Do not include the pictures; repeat the rest of the data exactly.

▬▬▬▬▬▬▬▬▬▬

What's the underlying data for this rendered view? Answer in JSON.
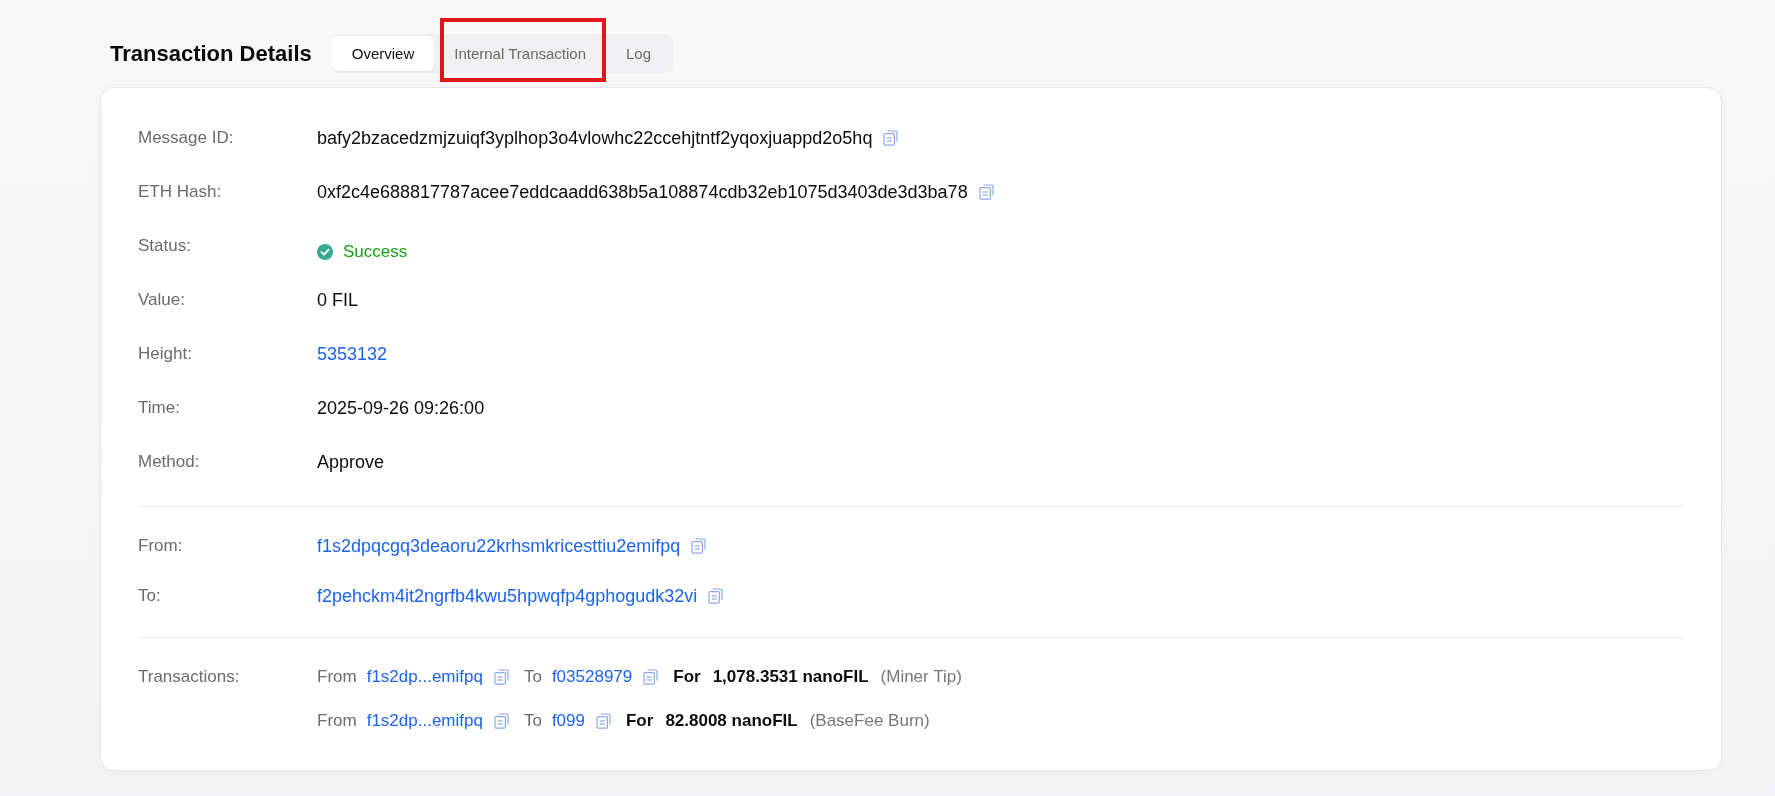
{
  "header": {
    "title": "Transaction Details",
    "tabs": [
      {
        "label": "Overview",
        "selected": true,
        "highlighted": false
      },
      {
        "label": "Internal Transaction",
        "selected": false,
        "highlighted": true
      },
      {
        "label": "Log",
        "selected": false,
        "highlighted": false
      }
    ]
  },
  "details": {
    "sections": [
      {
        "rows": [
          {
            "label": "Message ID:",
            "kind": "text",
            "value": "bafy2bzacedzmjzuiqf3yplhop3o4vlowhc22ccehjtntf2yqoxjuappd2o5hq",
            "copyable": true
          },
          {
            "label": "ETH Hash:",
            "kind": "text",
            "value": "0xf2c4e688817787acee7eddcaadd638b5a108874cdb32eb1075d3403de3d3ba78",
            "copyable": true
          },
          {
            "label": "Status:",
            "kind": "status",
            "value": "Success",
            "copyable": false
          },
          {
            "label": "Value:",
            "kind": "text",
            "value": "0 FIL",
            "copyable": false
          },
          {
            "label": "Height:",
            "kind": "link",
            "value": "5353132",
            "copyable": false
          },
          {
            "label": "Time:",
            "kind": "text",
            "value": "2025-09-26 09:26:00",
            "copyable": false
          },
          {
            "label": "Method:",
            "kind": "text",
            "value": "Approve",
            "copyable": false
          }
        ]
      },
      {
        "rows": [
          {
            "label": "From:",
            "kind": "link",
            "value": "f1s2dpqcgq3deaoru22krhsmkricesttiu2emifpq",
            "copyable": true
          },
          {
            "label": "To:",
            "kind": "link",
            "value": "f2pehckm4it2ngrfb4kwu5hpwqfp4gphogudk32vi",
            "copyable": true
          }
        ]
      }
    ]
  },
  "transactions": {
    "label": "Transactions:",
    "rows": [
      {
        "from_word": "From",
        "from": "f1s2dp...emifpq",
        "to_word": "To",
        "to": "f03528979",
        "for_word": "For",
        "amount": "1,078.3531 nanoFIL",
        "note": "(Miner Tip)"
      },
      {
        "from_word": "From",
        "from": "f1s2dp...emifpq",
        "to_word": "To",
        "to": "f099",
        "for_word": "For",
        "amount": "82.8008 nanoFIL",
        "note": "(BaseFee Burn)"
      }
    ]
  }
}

▬▬▬▬▬▬▬▬▬▬

-- Reply to the task --
What's the underlying data for this rendered view? Answer in JSON.
{
  "header": {
    "title": "Transaction Details",
    "tabs": [
      {
        "label": "Overview",
        "selected": true,
        "highlighted": false
      },
      {
        "label": "Internal Transaction",
        "selected": false,
        "highlighted": true
      },
      {
        "label": "Log",
        "selected": false,
        "highlighted": false
      }
    ]
  },
  "details": {
    "sections": [
      {
        "rows": [
          {
            "label": "Message ID:",
            "kind": "text",
            "value": "bafy2bzacedzmjzuiqf3yplhop3o4vlowhc22ccehjtntf2yqoxjuappd2o5hq",
            "copyable": true
          },
          {
            "label": "ETH Hash:",
            "kind": "text",
            "value": "0xf2c4e688817787acee7eddcaadd638b5a108874cdb32eb1075d3403de3d3ba78",
            "copyable": true
          },
          {
            "label": "Status:",
            "kind": "status",
            "value": "Success",
            "copyable": false
          },
          {
            "label": "Value:",
            "kind": "text",
            "value": "0 FIL",
            "copyable": false
          },
          {
            "label": "Height:",
            "kind": "link",
            "value": "5353132",
            "copyable": false
          },
          {
            "label": "Time:",
            "kind": "text",
            "value": "2025-09-26 09:26:00",
            "copyable": false
          },
          {
            "label": "Method:",
            "kind": "text",
            "value": "Approve",
            "copyable": false
          }
        ]
      },
      {
        "rows": [
          {
            "label": "From:",
            "kind": "link",
            "value": "f1s2dpqcgq3deaoru22krhsmkricesttiu2emifpq",
            "copyable": true
          },
          {
            "label": "To:",
            "kind": "link",
            "value": "f2pehckm4it2ngrfb4kwu5hpwqfp4gphogudk32vi",
            "copyable": true
          }
        ]
      }
    ]
  },
  "transactions": {
    "label": "Transactions:",
    "rows": [
      {
        "from_word": "From",
        "from": "f1s2dp...emifpq",
        "to_word": "To",
        "to": "f03528979",
        "for_word": "For",
        "amount": "1,078.3531 nanoFIL",
        "note": "(Miner Tip)"
      },
      {
        "from_word": "From",
        "from": "f1s2dp...emifpq",
        "to_word": "To",
        "to": "f099",
        "for_word": "For",
        "amount": "82.8008 nanoFIL",
        "note": "(BaseFee Burn)"
      }
    ]
  }
}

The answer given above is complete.